_TASK DESCRIPTION:_
Copy out every record exactly.

_MATERIAL PROVIDED:_

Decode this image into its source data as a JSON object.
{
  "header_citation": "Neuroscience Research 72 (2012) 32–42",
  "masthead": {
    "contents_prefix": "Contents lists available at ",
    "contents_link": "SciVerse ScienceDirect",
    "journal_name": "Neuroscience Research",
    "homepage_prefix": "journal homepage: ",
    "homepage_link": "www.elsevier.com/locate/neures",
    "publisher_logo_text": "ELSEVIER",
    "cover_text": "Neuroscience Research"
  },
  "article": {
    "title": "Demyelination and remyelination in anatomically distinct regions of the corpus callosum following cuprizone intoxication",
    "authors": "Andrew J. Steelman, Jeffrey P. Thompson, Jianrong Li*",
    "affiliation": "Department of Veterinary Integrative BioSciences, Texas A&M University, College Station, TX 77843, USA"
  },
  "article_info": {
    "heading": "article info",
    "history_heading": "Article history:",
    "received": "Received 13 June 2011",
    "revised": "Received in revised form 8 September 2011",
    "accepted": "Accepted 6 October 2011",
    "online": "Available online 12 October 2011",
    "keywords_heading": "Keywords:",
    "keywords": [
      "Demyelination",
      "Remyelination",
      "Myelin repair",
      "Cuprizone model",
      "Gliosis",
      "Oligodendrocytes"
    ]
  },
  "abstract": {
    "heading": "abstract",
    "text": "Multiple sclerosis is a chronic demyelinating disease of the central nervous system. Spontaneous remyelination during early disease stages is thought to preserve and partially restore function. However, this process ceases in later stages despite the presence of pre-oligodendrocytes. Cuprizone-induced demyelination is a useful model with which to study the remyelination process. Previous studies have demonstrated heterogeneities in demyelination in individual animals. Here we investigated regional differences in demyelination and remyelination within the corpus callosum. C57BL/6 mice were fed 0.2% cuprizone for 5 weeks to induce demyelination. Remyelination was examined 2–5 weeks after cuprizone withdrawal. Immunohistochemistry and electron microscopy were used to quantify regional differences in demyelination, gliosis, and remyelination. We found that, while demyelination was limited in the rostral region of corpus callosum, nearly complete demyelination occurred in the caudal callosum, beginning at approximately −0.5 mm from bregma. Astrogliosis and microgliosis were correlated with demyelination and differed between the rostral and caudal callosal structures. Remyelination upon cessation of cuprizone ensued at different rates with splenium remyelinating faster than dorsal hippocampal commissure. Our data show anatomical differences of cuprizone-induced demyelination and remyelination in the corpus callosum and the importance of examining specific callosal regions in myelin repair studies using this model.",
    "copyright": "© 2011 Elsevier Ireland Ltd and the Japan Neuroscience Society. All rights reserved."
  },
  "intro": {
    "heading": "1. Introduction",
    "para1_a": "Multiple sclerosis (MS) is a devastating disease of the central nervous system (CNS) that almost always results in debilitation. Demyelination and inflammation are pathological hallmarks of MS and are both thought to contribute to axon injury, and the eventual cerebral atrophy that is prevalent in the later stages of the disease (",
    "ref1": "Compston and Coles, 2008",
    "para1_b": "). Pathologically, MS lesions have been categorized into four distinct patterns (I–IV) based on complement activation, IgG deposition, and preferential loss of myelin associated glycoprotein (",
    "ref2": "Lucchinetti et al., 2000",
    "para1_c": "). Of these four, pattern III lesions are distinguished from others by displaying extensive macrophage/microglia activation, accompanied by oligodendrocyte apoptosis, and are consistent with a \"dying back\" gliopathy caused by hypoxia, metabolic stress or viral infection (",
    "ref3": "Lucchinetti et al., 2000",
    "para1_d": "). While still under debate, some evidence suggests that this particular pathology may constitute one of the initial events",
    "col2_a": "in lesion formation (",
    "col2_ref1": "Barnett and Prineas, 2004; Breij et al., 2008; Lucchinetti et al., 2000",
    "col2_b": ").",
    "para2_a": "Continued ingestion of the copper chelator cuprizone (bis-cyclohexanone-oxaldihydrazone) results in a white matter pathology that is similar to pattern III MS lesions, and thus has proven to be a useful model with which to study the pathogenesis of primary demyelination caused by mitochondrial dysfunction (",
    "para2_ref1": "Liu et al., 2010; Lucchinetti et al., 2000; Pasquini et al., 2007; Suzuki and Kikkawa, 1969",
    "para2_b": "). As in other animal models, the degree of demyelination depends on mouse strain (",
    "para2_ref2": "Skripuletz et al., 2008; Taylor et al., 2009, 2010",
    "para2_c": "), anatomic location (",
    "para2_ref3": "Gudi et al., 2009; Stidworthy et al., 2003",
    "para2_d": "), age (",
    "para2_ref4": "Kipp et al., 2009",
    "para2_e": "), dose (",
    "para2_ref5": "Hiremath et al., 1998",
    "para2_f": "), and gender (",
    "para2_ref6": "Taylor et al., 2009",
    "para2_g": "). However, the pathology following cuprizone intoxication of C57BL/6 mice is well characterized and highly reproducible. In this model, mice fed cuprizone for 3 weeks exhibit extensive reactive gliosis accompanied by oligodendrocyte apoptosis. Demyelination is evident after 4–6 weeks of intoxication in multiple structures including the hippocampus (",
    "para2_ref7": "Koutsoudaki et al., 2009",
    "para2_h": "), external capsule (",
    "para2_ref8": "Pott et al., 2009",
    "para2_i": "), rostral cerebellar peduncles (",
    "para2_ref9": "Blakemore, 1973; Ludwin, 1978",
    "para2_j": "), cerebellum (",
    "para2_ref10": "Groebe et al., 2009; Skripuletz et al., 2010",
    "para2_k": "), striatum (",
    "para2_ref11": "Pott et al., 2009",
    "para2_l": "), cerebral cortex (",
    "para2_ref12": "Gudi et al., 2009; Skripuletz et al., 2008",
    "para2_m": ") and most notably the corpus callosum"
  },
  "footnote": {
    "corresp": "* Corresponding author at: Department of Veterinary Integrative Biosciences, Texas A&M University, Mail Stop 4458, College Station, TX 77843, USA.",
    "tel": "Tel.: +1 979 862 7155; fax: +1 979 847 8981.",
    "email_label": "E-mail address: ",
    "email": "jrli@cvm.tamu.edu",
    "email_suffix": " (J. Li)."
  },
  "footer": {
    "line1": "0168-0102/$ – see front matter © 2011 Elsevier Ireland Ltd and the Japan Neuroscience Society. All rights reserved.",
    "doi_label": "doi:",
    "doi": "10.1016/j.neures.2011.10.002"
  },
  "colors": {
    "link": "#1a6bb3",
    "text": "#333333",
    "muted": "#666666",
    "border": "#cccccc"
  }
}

_YOUR RESPONSE:_
Decode this image into its source data as a JSON object.
{
  "header_citation": "Neuroscience Research 72 (2012) 32–42",
  "masthead": {
    "contents_prefix": "Contents lists available at ",
    "contents_link": "SciVerse ScienceDirect",
    "journal_name": "Neuroscience Research",
    "homepage_prefix": "journal homepage: ",
    "homepage_link": "www.elsevier.com/locate/neures",
    "publisher_logo_text": "ELSEVIER",
    "cover_text": "Neuroscience Research"
  },
  "article": {
    "title": "Demyelination and remyelination in anatomically distinct regions of the corpus callosum following cuprizone intoxication",
    "authors": "Andrew J. Steelman, Jeffrey P. Thompson, Jianrong Li*",
    "affiliation": "Department of Veterinary Integrative BioSciences, Texas A&M University, College Station, TX 77843, USA"
  },
  "article_info": {
    "heading": "article info",
    "history_heading": "Article history:",
    "received": "Received 13 June 2011",
    "revised": "Received in revised form 8 September 2011",
    "accepted": "Accepted 6 October 2011",
    "online": "Available online 12 October 2011",
    "keywords_heading": "Keywords:",
    "keywords": [
      "Demyelination",
      "Remyelination",
      "Myelin repair",
      "Cuprizone model",
      "Gliosis",
      "Oligodendrocytes"
    ]
  },
  "abstract": {
    "heading": "abstract",
    "text": "Multiple sclerosis is a chronic demyelinating disease of the central nervous system. Spontaneous remyelination during early disease stages is thought to preserve and partially restore function. However, this process ceases in later stages despite the presence of pre-oligodendrocytes. Cuprizone-induced demyelination is a useful model with which to study the remyelination process. Previous studies have demonstrated heterogeneities in demyelination in individual animals. Here we investigated regional differences in demyelination and remyelination within the corpus callosum. C57BL/6 mice were fed 0.2% cuprizone for 5 weeks to induce demyelination. Remyelination was examined 2–5 weeks after cuprizone withdrawal. Immunohistochemistry and electron microscopy were used to quantify regional differences in demyelination, gliosis, and remyelination. We found that, while demyelination was limited in the rostral region of corpus callosum, nearly complete demyelination occurred in the caudal callosum, beginning at approximately −0.5 mm from bregma. Astrogliosis and microgliosis were correlated with demyelination and differed between the rostral and caudal callosal structures. Remyelination upon cessation of cuprizone ensued at different rates with splenium remyelinating faster than dorsal hippocampal commissure. Our data show anatomical differences of cuprizone-induced demyelination and remyelination in the corpus callosum and the importance of examining specific callosal regions in myelin repair studies using this model.",
    "copyright": "© 2011 Elsevier Ireland Ltd and the Japan Neuroscience Society. All rights reserved."
  },
  "intro": {
    "heading": "1. Introduction",
    "para1_a": "Multiple sclerosis (MS) is a devastating disease of the central nervous system (CNS) that almost always results in debilitation. Demyelination and inflammation are pathological hallmarks of MS and are both thought to contribute to axon injury, and the eventual cerebral atrophy that is prevalent in the later stages of the disease (",
    "ref1": "Compston and Coles, 2008",
    "para1_b": "). Pathologically, MS lesions have been categorized into four distinct patterns (I–IV) based on complement activation, IgG deposition, and preferential loss of myelin associated glycoprotein (",
    "ref2": "Lucchinetti et al., 2000",
    "para1_c": "). Of these four, pattern III lesions are distinguished from others by displaying extensive macrophage/microglia activation, accompanied by oligodendrocyte apoptosis, and are consistent with a \"dying back\" gliopathy caused by hypoxia, metabolic stress or viral infection (",
    "ref3": "Lucchinetti et al., 2000",
    "para1_d": "). While still under debate, some evidence suggests that this particular pathology may constitute one of the initial events",
    "col2_a": "in lesion formation (",
    "col2_ref1": "Barnett and Prineas, 2004; Breij et al., 2008; Lucchinetti et al., 2000",
    "col2_b": ").",
    "para2_a": "Continued ingestion of the copper chelator cuprizone (bis-cyclohexanone-oxaldihydrazone) results in a white matter pathology that is similar to pattern III MS lesions, and thus has proven to be a useful model with which to study the pathogenesis of primary demyelination caused by mitochondrial dysfunction (",
    "para2_ref1": "Liu et al., 2010; Lucchinetti et al., 2000; Pasquini et al., 2007; Suzuki and Kikkawa, 1969",
    "para2_b": "). As in other animal models, the degree of demyelination depends on mouse strain (",
    "para2_ref2": "Skripuletz et al., 2008; Taylor et al., 2009, 2010",
    "para2_c": "), anatomic location (",
    "para2_ref3": "Gudi et al., 2009; Stidworthy et al., 2003",
    "para2_d": "), age (",
    "para2_ref4": "Kipp et al., 2009",
    "para2_e": "), dose (",
    "para2_ref5": "Hiremath et al., 1998",
    "para2_f": "), and gender (",
    "para2_ref6": "Taylor et al., 2009",
    "para2_g": "). However, the pathology following cuprizone intoxication of C57BL/6 mice is well characterized and highly reproducible. In this model, mice fed cuprizone for 3 weeks exhibit extensive reactive gliosis accompanied by oligodendrocyte apoptosis. Demyelination is evident after 4–6 weeks of intoxication in multiple structures including the hippocampus (",
    "para2_ref7": "Koutsoudaki et al., 2009",
    "para2_h": "), external capsule (",
    "para2_ref8": "Pott et al., 2009",
    "para2_i": "), rostral cerebellar peduncles (",
    "para2_ref9": "Blakemore, 1973; Ludwin, 1978",
    "para2_j": "), cerebellum (",
    "para2_ref10": "Groebe et al., 2009; Skripuletz et al., 2010",
    "para2_k": "), striatum (",
    "para2_ref11": "Pott et al., 2009",
    "para2_l": "), cerebral cortex (",
    "para2_ref12": "Gudi et al., 2009; Skripuletz et al., 2008",
    "para2_m": ") and most notably the corpus callosum"
  },
  "footnote": {
    "corresp": "* Corresponding author at: Department of Veterinary Integrative Biosciences, Texas A&M University, Mail Stop 4458, College Station, TX 77843, USA.",
    "tel": "Tel.: +1 979 862 7155; fax: +1 979 847 8981.",
    "email_label": "E-mail address: ",
    "email": "jrli@cvm.tamu.edu",
    "email_suffix": " (J. Li)."
  },
  "footer": {
    "line1": "0168-0102/$ – see front matter © 2011 Elsevier Ireland Ltd and the Japan Neuroscience Society. All rights reserved.",
    "doi_label": "doi:",
    "doi": "10.1016/j.neures.2011.10.002"
  },
  "colors": {
    "link": "#1a6bb3",
    "text": "#333333",
    "muted": "#666666",
    "border": "#cccccc"
  }
}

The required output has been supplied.